### EXERCISE GOAL
Write each line out exactly, leaving none out.

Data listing
++++++++

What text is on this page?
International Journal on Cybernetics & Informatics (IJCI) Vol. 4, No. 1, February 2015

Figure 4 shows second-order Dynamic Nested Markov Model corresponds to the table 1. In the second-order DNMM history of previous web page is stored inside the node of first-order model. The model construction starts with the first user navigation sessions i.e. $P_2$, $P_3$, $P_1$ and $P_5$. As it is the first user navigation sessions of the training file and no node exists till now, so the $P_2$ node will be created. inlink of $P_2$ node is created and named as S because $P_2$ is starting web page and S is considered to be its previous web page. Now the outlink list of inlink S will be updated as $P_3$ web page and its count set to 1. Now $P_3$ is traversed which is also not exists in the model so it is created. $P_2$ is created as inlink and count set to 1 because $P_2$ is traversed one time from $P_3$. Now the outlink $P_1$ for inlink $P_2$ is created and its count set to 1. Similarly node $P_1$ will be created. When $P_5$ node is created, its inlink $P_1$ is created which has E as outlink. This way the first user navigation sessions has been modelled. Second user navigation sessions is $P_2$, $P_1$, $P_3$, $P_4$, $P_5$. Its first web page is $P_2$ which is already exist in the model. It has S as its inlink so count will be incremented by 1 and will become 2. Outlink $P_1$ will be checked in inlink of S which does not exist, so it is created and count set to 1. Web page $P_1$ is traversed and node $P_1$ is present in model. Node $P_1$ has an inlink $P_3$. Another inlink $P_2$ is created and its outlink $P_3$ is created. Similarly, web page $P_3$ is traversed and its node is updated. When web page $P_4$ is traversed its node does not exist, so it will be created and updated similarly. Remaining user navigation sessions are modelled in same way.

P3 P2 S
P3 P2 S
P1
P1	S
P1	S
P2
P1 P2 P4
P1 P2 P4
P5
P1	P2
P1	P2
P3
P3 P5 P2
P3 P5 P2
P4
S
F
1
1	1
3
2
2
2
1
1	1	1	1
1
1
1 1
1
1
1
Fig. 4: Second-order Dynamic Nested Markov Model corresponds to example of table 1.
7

++++++++

### WORKED SOLUTION
What text is on this page?
International Journal on Cybernetics & Informatics (IJCI) Vol. 4, No. 1, February 2015

Figure 4 shows second-order Dynamic Nested Markov Model corresponds to the table 1. In the second-order DNMM history of previous web page is stored inside the node of first-order model. The model construction starts with the first user navigation sessions i.e. $P_2$, $P_3$, $P_1$ and $P_5$. As it is the first user navigation sessions of the training file and no node exists till now, so the $P_2$ node will be created. inlink of $P_2$ node is created and named as S because $P_2$ is starting web page and S is considered to be its previous web page. Now the outlink list of inlink S will be updated as $P_3$ web page and its count set to 1. Now $P_3$ is traversed which is also not exists in the model so it is created. $P_2$ is created as inlink and count set to 1 because $P_2$ is traversed one time from $P_3$. Now the outlink $P_1$ for inlink $P_2$ is created and its count set to 1. Similarly node $P_1$ will be created. When $P_5$ node is created, its inlink $P_1$ is created which has E as outlink. This way the first user navigation sessions has been modelled. Second user navigation sessions is $P_2$, $P_1$, $P_3$, $P_4$, $P_5$. Its first web page is $P_2$ which is already exist in the model. It has S as its inlink so count will be incremented by 1 and will become 2. Outlink $P_1$ will be checked in inlink of S which does not exist, so it is created and count set to 1. Web page $P_1$ is traversed and node $P_1$ is present in model. Node $P_1$ has an inlink $P_3$. Another inlink $P_2$ is created and its outlink $P_3$ is created. Similarly, web page $P_3$ is traversed and its node is updated. When web page $P_4$ is traversed its node does not exist, so it will be created and updated similarly. Remaining user navigation sessions are modelled in same way.

P3 P2 S
P3 P2 S
P1
P1	S
P1	S
P2
P1 P2 P4
P1 P2 P4
P5
P1	P2
P1	P2
P3
P3 P5 P2
P3 P5 P2
P4
S
F
1
1	1
3
2
2
2
1
1	1	1	1
1
1
1 1
1
1
1
Fig. 4: Second-order Dynamic Nested Markov Model corresponds to example of table 1.
7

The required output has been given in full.